• Extracted records:
********
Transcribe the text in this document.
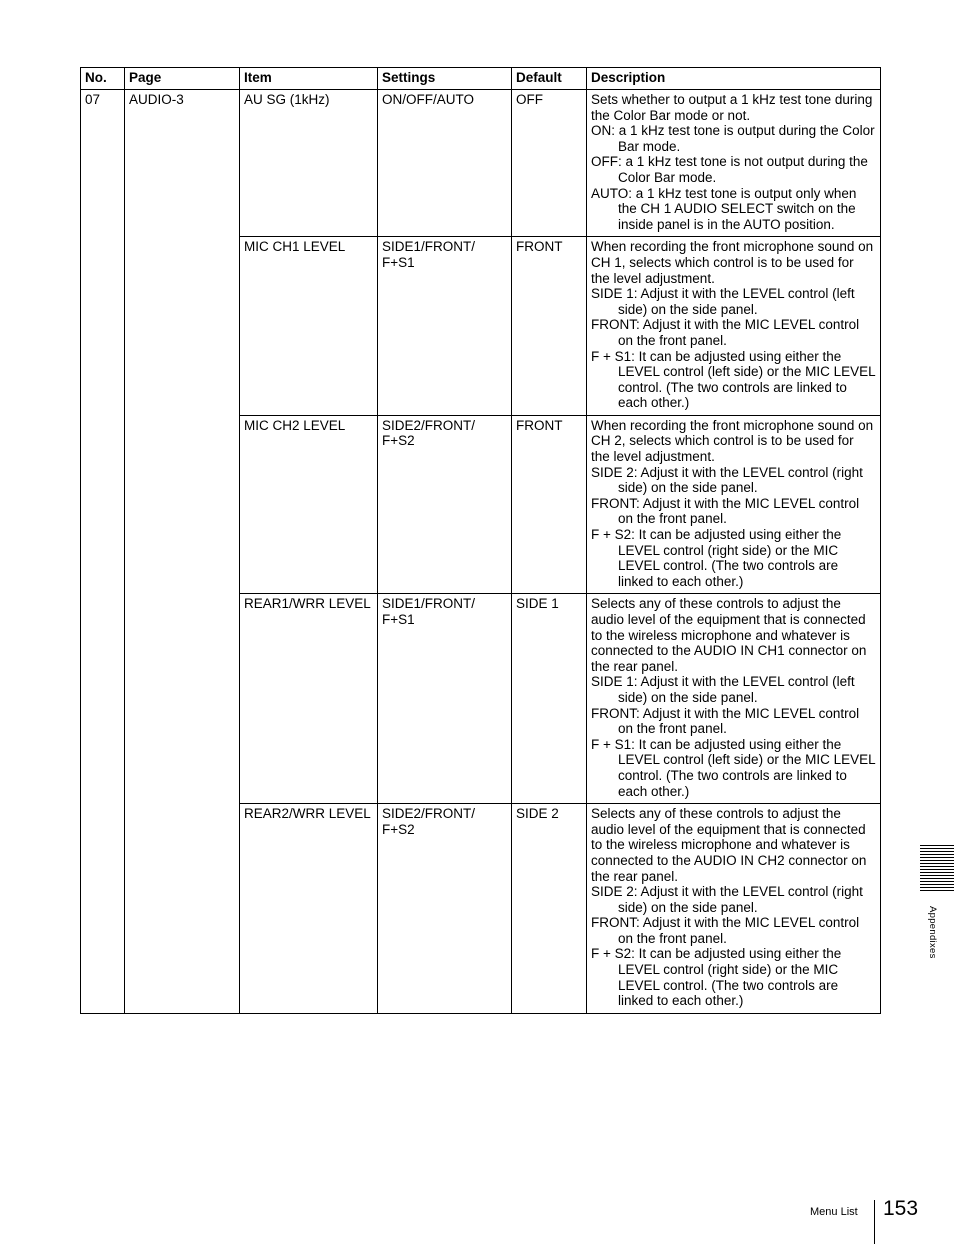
No.	Page	Item	Settings	Default	Description
07	AUDIO-3	AU SG (1kHz)	ON/OFF/AUTO	OFF	Sets whether to output a 1 kHz test tone during the Color Bar mode or not.

ON: a 1 kHz test tone is output during the Color Bar mode.

OFF: a 1 kHz test tone is not output during the Color Bar mode.

AUTO: a 1 kHz test tone is output only when the CH 1 AUDIO SELECT switch on the inside panel is in the AUTO position.

		MIC CH1 LEVEL	SIDE1/FRONT/ F+S1	FRONT	When recording the front microphone sound on CH 1, selects which control is to be used for the level adjustment.

SIDE 1: Adjust it with the LEVEL control (left side) on the side panel.

FRONT: Adjust it with the MIC LEVEL control on the front panel.

F + S1: It can be adjusted using either the LEVEL control (left side) or the MIC LEVEL control. (The two controls are linked to each other.)

		MIC CH2 LEVEL	SIDE2/FRONT/ F+S2	FRONT	When recording the front microphone sound on CH 2, selects which control is to be used for the level adjustment.

SIDE 2: Adjust it with the LEVEL control (right side) on the side panel.

FRONT: Adjust it with the MIC LEVEL control on the front panel.

F + S2: It can be adjusted using either the LEVEL control (right side) or the MIC LEVEL control. (The two controls are linked to each other.)

		REAR1/WRR LEVEL	SIDE1/FRONT/ F+S1	SIDE 1	Selects any of these controls to adjust the audio level of the equipment that is connected to the wireless microphone and whatever is connected to the AUDIO IN CH1 connector on the rear panel.

SIDE 1: Adjust it with the LEVEL control (left side) on the side panel.

FRONT: Adjust it with the MIC LEVEL control on the front panel.

F + S1: It can be adjusted using either the LEVEL control (left side) or the MIC LEVEL control. (The two controls are linked to each other.)

		REAR2/WRR LEVEL	SIDE2/FRONT/ F+S2	SIDE 2	Selects any of these controls to adjust the audio level of the equipment that is connected to the wireless microphone and whatever is connected to the AUDIO IN CH2 connector on the rear panel.

SIDE 2: Adjust it with the LEVEL control (right side) on the side panel.

FRONT: Adjust it with the MIC LEVEL control on the front panel.

F + S2: It can be adjusted using either the LEVEL control (right side) or the MIC LEVEL control. (The two controls are linked to each other.)

Appendixes
Menu List 153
********
• GIVEN PROBLEM: Quote everything in the listing above exactly; pictures are the only thing to omit.

• THE COMPLETED TASK:
Transcribe the text in this document.
No.	Page	Item	Settings	Default	Description
07	AUDIO-3	AU SG (1kHz)	ON/OFF/AUTO	OFF	Sets whether to output a 1 kHz test tone during the Color Bar mode or not.

ON: a 1 kHz test tone is output during the Color Bar mode.

OFF: a 1 kHz test tone is not output during the Color Bar mode.

AUTO: a 1 kHz test tone is output only when the CH 1 AUDIO SELECT switch on the inside panel is in the AUTO position.

		MIC CH1 LEVEL	SIDE1/FRONT/ F+S1	FRONT	When recording the front microphone sound on CH 1, selects which control is to be used for the level adjustment.

SIDE 1: Adjust it with the LEVEL control (left side) on the side panel.

FRONT: Adjust it with the MIC LEVEL control on the front panel.

F + S1: It can be adjusted using either the LEVEL control (left side) or the MIC LEVEL control. (The two controls are linked to each other.)

		MIC CH2 LEVEL	SIDE2/FRONT/ F+S2	FRONT	When recording the front microphone sound on CH 2, selects which control is to be used for the level adjustment.

SIDE 2: Adjust it with the LEVEL control (right side) on the side panel.

FRONT: Adjust it with the MIC LEVEL control on the front panel.

F + S2: It can be adjusted using either the LEVEL control (right side) or the MIC LEVEL control. (The two controls are linked to each other.)

		REAR1/WRR LEVEL	SIDE1/FRONT/ F+S1	SIDE 1	Selects any of these controls to adjust the audio level of the equipment that is connected to the wireless microphone and whatever is connected to the AUDIO IN CH1 connector on the rear panel.

SIDE 1: Adjust it with the LEVEL control (left side) on the side panel.

FRONT: Adjust it with the MIC LEVEL control on the front panel.

F + S1: It can be adjusted using either the LEVEL control (left side) or the MIC LEVEL control. (The two controls are linked to each other.)

		REAR2/WRR LEVEL	SIDE2/FRONT/ F+S2	SIDE 2	Selects any of these controls to adjust the audio level of the equipment that is connected to the wireless microphone and whatever is connected to the AUDIO IN CH2 connector on the rear panel.

SIDE 2: Adjust it with the LEVEL control (right side) on the side panel.

FRONT: Adjust it with the MIC LEVEL control on the front panel.

F + S2: It can be adjusted using either the LEVEL control (right side) or the MIC LEVEL control. (The two controls are linked to each other.)

Appendixes
Menu List 153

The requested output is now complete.